# START OF Raw data
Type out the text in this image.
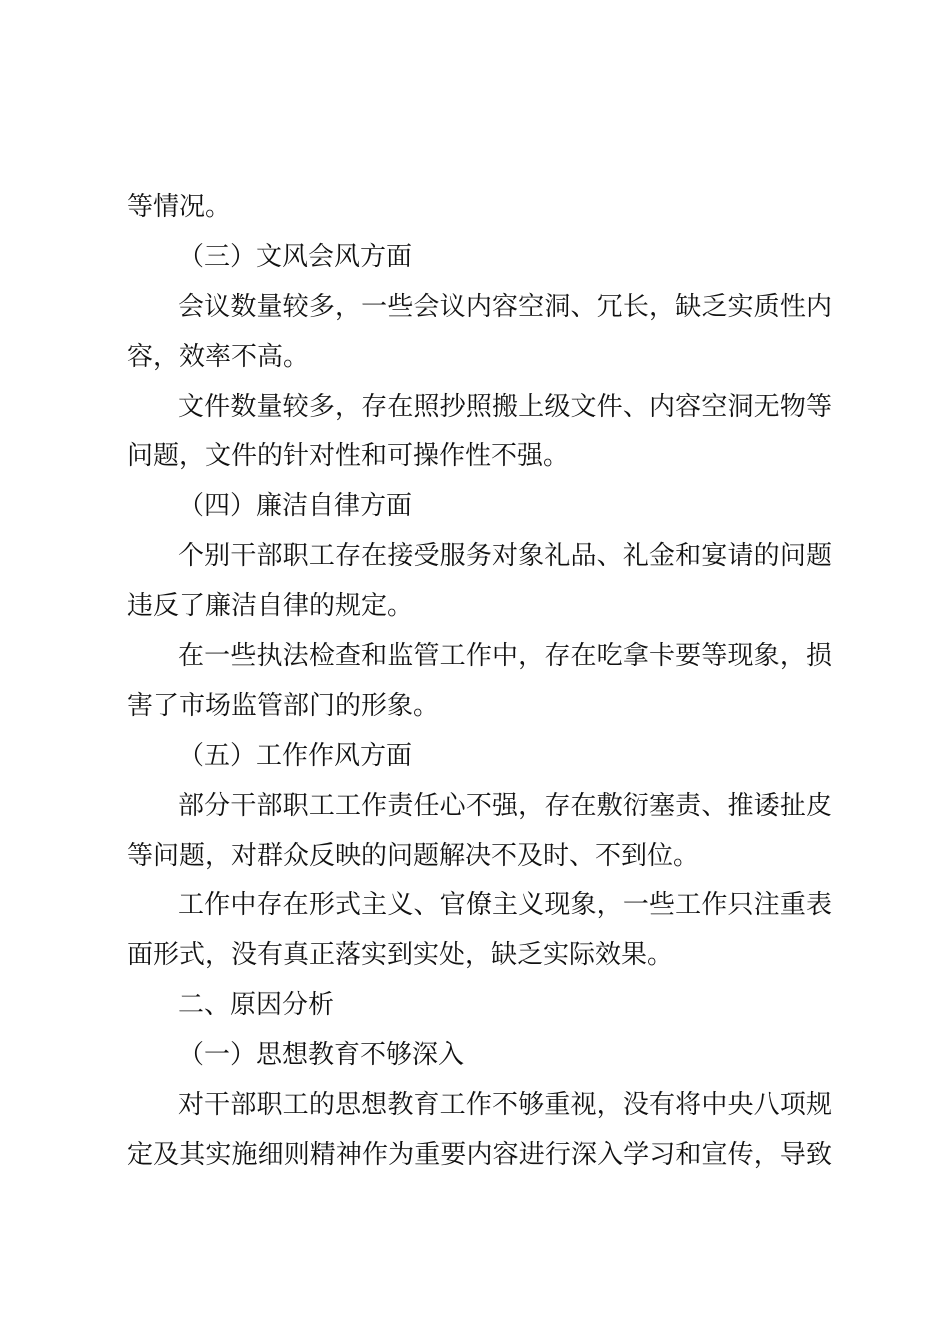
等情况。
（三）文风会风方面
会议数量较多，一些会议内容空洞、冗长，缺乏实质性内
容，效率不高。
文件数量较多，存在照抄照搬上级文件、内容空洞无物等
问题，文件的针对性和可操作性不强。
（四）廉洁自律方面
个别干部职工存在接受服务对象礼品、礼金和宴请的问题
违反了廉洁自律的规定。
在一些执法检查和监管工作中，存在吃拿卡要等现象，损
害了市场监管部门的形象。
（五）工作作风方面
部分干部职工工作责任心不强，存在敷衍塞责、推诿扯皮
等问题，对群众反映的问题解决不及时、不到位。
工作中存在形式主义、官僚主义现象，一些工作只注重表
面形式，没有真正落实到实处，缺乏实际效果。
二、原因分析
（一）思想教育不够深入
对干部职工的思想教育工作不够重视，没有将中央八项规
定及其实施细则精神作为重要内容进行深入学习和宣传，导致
# END OF Raw data
**Problem:** All of the data above should be transcribed verbatim, with pictures omitted.

**Expected answer:**
Type out the text in this image.
等情况。
（三）文风会风方面
会议数量较多，一些会议内容空洞、冗长，缺乏实质性内
容，效率不高。
文件数量较多，存在照抄照搬上级文件、内容空洞无物等
问题，文件的针对性和可操作性不强。
（四）廉洁自律方面
个别干部职工存在接受服务对象礼品、礼金和宴请的问题
违反了廉洁自律的规定。
在一些执法检查和监管工作中，存在吃拿卡要等现象，损
害了市场监管部门的形象。
（五）工作作风方面
部分干部职工工作责任心不强，存在敷衍塞责、推诿扯皮
等问题，对群众反映的问题解决不及时、不到位。
工作中存在形式主义、官僚主义现象，一些工作只注重表
面形式，没有真正落实到实处，缺乏实际效果。
二、原因分析
（一）思想教育不够深入
对干部职工的思想教育工作不够重视，没有将中央八项规
定及其实施细则精神作为重要内容进行深入学习和宣传，导致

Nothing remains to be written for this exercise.